_THE PROBLEM_
Copy out the records word for word, beginning at the very first line and continuing through the line containing "dialog-app-icon — [193, 170, 217, 200]", with both ends included.

Boxed element records
****************

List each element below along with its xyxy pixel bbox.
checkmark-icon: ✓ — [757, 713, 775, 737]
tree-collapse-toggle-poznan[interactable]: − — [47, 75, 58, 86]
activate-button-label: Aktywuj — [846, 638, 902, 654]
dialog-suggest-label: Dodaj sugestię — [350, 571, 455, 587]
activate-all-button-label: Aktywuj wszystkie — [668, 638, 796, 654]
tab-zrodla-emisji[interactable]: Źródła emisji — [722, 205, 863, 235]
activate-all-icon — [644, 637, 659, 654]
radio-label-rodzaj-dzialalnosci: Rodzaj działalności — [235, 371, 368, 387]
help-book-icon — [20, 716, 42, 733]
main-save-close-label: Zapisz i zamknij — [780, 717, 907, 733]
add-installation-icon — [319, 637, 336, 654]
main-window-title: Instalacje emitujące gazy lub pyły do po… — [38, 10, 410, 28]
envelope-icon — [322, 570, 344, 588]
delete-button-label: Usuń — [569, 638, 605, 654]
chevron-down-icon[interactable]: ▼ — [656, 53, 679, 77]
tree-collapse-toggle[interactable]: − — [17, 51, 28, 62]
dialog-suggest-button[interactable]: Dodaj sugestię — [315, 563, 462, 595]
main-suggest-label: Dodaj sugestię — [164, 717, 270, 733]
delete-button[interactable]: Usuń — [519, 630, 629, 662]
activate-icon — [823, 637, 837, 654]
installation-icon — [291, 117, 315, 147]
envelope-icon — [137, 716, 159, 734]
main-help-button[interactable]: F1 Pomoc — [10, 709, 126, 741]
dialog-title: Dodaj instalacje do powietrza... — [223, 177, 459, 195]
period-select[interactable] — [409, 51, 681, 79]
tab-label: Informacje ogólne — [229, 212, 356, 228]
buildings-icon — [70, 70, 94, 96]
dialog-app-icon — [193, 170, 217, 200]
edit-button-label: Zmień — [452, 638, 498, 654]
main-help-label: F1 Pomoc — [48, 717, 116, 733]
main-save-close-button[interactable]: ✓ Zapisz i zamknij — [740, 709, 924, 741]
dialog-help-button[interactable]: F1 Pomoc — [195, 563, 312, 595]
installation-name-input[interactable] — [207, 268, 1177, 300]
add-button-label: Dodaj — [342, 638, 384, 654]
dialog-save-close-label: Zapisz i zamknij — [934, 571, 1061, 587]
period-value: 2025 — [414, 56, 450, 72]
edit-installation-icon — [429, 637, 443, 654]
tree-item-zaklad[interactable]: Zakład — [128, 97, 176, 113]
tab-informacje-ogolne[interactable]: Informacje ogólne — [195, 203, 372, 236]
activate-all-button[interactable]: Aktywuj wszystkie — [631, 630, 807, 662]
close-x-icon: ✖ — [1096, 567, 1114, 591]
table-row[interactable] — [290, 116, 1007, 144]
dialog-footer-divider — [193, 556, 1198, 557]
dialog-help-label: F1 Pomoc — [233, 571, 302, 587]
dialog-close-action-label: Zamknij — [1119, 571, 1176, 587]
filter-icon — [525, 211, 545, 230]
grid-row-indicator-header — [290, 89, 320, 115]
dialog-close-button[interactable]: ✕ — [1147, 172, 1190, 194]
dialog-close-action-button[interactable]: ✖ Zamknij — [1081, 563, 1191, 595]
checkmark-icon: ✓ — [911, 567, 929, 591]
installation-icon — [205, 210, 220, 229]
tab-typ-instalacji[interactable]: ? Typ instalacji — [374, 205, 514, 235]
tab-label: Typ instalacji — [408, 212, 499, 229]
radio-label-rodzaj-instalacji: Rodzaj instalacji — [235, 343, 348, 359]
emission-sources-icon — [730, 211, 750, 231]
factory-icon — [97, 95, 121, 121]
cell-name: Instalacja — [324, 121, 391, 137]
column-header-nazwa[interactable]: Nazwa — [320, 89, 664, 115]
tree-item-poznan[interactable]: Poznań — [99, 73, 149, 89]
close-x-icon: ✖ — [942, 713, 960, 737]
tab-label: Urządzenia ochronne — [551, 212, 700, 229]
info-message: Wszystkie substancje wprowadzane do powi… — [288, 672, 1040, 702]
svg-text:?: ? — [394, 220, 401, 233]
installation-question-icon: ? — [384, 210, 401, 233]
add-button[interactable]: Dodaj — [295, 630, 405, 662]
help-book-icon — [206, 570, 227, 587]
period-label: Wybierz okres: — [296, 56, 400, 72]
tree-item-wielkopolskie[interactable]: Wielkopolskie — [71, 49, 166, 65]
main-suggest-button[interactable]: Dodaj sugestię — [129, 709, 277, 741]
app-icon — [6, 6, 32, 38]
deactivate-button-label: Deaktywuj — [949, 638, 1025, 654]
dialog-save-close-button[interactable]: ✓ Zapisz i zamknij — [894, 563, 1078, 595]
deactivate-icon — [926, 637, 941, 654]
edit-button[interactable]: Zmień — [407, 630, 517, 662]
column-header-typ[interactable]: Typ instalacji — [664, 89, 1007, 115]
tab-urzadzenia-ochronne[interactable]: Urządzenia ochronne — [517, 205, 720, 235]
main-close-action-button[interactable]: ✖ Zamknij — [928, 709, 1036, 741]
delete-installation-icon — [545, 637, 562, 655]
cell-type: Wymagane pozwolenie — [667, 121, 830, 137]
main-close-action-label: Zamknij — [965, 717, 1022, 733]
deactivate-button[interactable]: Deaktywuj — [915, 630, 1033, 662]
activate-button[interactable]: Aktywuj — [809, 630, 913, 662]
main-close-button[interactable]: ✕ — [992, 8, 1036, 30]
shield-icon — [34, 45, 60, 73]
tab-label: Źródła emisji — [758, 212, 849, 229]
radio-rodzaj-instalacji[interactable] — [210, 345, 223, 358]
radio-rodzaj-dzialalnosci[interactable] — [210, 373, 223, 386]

****************

_TASK SOLUTION_
List each element below along with its xyxy pixel bbox.
checkmark-icon: ✓ — [757, 713, 775, 737]
tree-collapse-toggle-poznan[interactable]: − — [47, 75, 58, 86]
activate-button-label: Aktywuj — [846, 638, 902, 654]
dialog-suggest-label: Dodaj sugestię — [350, 571, 455, 587]
activate-all-button-label: Aktywuj wszystkie — [668, 638, 796, 654]
tab-zrodla-emisji[interactable]: Źródła emisji — [722, 205, 863, 235]
activate-all-icon — [644, 637, 659, 654]
radio-label-rodzaj-dzialalnosci: Rodzaj działalności — [235, 371, 368, 387]
help-book-icon — [20, 716, 42, 733]
main-save-close-label: Zapisz i zamknij — [780, 717, 907, 733]
add-installation-icon — [319, 637, 336, 654]
main-window-title: Instalacje emitujące gazy lub pyły do po… — [38, 10, 410, 28]
envelope-icon — [322, 570, 344, 588]
delete-button-label: Usuń — [569, 638, 605, 654]
chevron-down-icon[interactable]: ▼ — [656, 53, 679, 77]
tree-collapse-toggle[interactable]: − — [17, 51, 28, 62]
dialog-suggest-button[interactable]: Dodaj sugestię — [315, 563, 462, 595]
main-suggest-label: Dodaj sugestię — [164, 717, 270, 733]
delete-button[interactable]: Usuń — [519, 630, 629, 662]
activate-icon — [823, 637, 837, 654]
installation-icon — [291, 117, 315, 147]
envelope-icon — [137, 716, 159, 734]
main-help-button[interactable]: F1 Pomoc — [10, 709, 126, 741]
dialog-title: Dodaj instalacje do powietrza... — [223, 177, 459, 195]
period-select[interactable] — [409, 51, 681, 79]
tab-label: Informacje ogólne — [229, 212, 356, 228]
buildings-icon — [70, 70, 94, 96]
dialog-app-icon — [193, 170, 217, 200]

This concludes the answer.